### Challenge
Find the word "name" in the data. Return every line where it appears.
# Raw data start
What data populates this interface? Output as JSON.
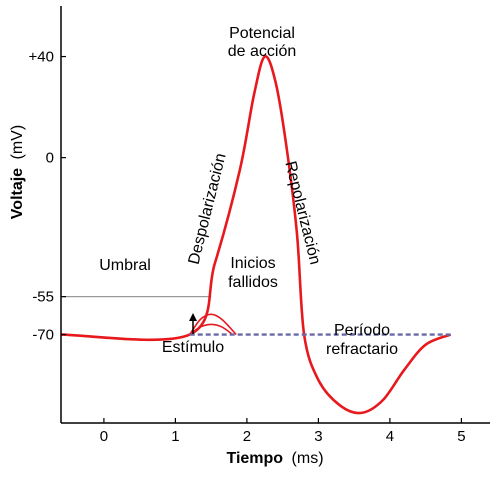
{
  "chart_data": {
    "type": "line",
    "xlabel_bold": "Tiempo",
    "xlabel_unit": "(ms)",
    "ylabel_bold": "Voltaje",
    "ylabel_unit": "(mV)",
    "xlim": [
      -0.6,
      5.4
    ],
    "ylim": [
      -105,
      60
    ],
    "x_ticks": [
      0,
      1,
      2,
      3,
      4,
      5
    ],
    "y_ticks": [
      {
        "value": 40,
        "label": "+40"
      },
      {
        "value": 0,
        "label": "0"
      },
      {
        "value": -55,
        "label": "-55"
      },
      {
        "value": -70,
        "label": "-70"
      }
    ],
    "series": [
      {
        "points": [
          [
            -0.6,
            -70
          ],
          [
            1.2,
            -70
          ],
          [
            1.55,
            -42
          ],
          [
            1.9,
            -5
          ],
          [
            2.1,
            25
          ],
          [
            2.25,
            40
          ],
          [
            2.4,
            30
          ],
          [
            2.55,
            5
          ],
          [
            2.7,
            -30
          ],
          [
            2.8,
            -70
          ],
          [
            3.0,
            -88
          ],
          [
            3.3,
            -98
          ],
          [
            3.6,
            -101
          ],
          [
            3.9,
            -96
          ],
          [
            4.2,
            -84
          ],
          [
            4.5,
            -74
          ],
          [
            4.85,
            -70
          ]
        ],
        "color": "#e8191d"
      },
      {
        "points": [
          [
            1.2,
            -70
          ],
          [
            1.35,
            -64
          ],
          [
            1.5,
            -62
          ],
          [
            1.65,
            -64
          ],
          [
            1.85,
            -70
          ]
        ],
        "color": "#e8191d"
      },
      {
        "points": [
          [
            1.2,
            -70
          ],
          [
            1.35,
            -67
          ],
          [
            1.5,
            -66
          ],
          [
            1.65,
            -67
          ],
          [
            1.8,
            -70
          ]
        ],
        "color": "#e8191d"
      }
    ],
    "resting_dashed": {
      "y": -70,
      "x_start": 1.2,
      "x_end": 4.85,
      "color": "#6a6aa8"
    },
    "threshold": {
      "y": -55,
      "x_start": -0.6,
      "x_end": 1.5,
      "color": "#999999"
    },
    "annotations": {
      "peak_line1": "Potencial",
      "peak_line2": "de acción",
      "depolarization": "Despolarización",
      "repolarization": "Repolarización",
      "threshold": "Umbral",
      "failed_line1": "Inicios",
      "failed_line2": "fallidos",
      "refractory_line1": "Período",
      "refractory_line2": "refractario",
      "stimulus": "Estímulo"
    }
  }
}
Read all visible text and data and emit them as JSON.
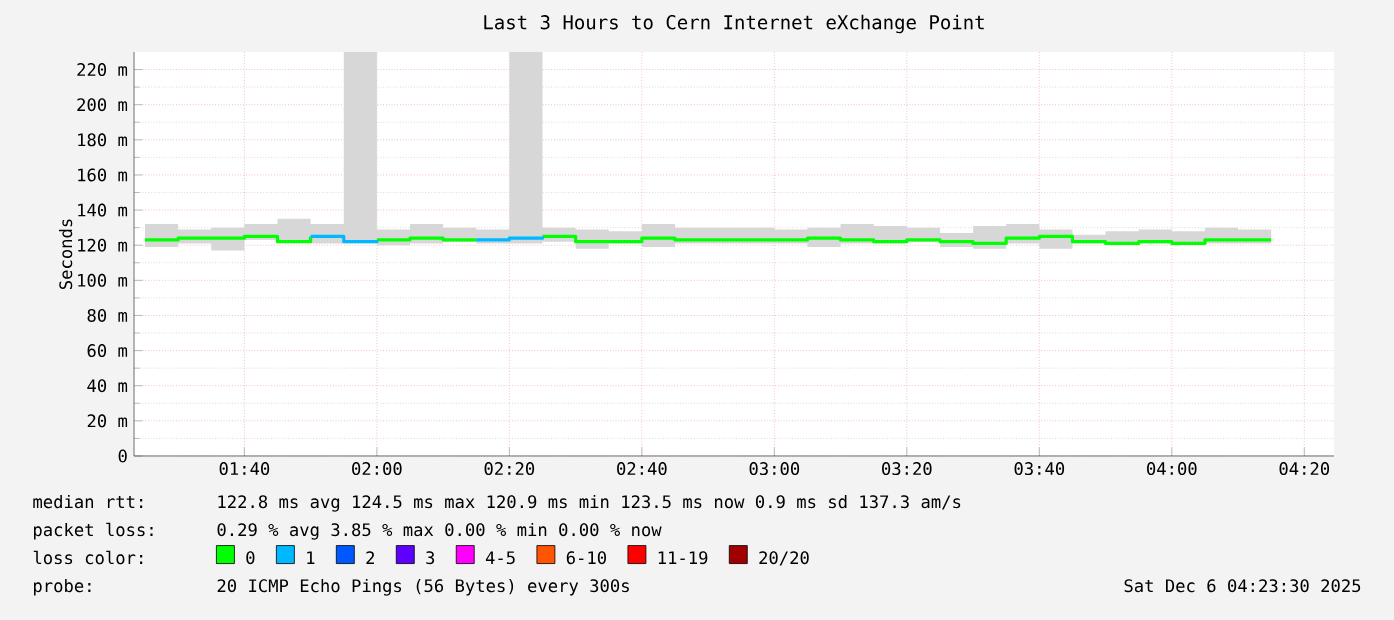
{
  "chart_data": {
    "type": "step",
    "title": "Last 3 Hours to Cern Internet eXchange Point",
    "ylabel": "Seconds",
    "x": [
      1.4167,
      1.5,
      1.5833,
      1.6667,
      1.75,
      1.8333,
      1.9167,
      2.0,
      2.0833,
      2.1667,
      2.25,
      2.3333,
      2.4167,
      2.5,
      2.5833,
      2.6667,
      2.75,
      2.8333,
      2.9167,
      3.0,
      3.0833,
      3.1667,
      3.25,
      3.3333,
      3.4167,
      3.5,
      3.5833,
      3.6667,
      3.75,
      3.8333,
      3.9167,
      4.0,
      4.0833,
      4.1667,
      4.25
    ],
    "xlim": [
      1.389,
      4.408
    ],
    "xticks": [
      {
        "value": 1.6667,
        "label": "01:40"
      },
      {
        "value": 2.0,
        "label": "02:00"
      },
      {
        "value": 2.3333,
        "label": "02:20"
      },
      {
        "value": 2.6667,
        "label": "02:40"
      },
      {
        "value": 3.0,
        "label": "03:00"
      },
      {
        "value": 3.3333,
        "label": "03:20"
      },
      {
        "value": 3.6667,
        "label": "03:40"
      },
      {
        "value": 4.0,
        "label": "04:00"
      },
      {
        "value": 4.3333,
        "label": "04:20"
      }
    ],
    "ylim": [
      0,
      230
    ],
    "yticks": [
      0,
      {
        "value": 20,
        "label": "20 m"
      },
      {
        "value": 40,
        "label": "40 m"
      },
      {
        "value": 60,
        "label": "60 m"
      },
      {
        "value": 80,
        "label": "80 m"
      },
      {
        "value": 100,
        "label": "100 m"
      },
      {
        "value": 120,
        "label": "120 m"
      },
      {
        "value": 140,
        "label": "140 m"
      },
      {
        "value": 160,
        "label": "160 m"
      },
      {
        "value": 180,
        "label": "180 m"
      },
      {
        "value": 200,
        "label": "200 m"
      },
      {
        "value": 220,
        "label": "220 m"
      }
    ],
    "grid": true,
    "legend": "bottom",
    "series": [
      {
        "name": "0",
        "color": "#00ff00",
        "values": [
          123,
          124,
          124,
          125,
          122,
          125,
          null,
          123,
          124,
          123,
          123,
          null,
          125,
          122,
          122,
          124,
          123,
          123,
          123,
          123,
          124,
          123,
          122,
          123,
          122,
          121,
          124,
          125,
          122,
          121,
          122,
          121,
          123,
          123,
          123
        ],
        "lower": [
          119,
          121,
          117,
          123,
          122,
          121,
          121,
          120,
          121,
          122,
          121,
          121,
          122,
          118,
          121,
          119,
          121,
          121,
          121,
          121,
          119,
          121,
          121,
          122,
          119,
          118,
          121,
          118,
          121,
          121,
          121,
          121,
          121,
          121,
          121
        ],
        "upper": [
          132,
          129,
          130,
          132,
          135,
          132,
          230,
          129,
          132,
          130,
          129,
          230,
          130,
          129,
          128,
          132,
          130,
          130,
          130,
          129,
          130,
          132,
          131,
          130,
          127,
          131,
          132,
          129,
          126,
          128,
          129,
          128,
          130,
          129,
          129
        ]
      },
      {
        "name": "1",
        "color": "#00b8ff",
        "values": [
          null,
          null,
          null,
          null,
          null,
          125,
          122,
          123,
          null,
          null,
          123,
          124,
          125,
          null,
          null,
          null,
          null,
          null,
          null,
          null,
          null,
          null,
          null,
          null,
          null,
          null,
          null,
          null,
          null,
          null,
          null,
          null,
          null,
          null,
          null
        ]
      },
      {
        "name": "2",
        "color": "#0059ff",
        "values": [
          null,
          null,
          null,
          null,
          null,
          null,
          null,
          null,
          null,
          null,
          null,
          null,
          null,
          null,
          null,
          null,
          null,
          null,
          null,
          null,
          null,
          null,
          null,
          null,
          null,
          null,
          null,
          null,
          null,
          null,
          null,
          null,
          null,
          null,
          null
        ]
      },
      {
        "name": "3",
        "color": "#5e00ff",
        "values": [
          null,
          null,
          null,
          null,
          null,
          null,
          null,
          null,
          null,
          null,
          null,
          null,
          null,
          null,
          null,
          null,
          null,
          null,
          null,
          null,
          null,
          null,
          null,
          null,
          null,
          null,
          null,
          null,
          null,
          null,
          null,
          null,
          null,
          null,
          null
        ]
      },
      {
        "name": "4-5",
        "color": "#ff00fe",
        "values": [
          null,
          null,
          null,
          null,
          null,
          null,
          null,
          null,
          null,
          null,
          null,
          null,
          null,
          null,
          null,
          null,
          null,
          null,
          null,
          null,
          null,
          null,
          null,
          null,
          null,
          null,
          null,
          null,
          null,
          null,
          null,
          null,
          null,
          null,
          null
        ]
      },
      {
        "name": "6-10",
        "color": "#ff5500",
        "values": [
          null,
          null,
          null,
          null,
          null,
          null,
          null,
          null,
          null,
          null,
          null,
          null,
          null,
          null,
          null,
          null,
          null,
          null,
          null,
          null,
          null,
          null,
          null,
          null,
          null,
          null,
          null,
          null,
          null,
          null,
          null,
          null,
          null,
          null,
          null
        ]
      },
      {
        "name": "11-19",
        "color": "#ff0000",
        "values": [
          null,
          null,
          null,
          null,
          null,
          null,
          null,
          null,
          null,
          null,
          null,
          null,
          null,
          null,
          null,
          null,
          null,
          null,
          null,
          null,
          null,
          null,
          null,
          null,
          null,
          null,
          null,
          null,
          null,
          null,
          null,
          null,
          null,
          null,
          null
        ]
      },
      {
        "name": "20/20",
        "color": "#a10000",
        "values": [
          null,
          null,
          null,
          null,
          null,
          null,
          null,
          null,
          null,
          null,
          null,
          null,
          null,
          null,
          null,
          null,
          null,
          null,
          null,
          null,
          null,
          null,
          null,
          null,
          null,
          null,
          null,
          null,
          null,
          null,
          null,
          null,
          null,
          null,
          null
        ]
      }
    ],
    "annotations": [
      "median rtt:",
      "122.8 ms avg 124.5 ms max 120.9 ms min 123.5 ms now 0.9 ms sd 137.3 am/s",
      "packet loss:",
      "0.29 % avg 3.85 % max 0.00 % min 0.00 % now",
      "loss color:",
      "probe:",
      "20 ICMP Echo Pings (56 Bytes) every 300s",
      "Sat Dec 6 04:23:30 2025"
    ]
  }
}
# Raw data end
# Raw data start
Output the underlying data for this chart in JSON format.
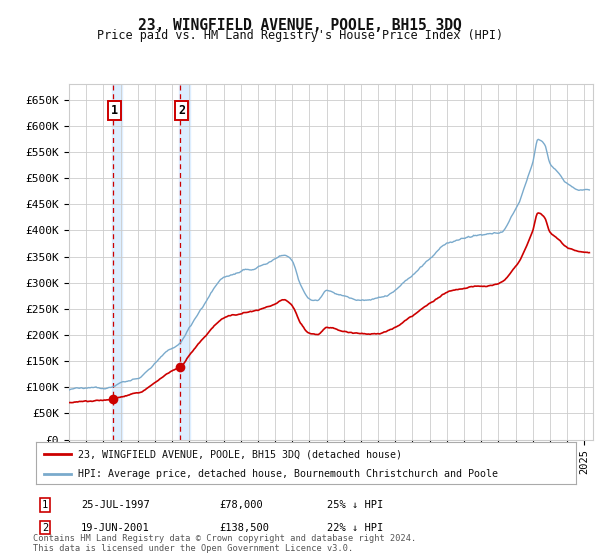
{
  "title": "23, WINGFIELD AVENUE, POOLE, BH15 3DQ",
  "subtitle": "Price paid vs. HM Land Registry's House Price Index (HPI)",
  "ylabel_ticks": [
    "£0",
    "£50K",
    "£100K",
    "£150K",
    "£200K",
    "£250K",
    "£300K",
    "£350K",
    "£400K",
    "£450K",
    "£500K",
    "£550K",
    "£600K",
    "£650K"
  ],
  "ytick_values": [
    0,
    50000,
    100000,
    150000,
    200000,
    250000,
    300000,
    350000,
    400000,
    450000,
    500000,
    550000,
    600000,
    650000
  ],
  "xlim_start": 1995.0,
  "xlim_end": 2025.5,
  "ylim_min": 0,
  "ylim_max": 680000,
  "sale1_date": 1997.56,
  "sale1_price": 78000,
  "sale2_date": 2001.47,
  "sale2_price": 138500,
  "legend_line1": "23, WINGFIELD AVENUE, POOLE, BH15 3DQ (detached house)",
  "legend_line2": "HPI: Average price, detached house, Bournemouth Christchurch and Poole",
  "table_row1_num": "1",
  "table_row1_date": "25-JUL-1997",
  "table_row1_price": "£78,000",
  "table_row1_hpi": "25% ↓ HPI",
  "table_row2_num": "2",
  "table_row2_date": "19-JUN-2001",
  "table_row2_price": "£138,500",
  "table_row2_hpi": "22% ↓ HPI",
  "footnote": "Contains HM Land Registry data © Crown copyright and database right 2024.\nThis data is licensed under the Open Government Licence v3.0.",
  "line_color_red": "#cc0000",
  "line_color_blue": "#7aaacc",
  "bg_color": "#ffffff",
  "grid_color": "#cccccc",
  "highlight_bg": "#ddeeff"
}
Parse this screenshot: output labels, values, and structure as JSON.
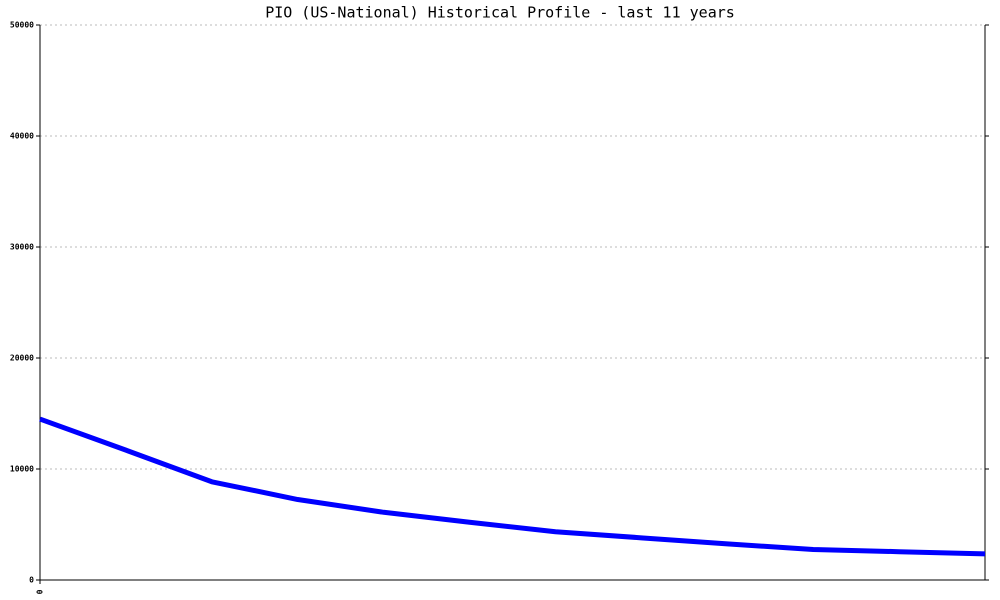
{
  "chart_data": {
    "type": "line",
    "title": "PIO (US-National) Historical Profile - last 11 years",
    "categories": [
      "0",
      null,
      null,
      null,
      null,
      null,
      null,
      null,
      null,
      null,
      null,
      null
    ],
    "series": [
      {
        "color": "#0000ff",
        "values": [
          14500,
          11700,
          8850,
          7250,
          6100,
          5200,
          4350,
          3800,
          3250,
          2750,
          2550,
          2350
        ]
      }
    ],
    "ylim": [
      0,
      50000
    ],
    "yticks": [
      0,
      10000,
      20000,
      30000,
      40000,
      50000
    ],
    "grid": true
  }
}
# Raw data end
# Raw data start
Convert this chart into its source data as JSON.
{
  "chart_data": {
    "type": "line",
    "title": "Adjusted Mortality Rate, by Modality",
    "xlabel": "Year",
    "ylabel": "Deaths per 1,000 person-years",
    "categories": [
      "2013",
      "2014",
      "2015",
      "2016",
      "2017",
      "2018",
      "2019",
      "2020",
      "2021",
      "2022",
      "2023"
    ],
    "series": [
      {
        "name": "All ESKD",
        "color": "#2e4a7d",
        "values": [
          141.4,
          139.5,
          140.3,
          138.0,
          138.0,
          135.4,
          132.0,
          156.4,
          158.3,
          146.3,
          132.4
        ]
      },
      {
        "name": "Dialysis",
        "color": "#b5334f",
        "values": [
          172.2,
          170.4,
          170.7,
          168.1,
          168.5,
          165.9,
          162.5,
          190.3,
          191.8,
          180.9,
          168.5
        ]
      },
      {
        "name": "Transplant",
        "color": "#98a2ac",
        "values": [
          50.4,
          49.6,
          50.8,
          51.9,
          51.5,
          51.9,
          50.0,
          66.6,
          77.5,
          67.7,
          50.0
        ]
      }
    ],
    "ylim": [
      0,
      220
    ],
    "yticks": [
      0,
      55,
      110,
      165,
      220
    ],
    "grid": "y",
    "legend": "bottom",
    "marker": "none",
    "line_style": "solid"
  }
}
# Raw data end
### Solution
        "name": "0",
        "name": "1",
        "name": "2",
        "name": "3",
        "name": "4-5",
        "name": "6-10",
        "name": "11-19",
        "name": "20/20",
        "name": "All ESKD",
        "name": "Dialysis",
        "name": "Transplant",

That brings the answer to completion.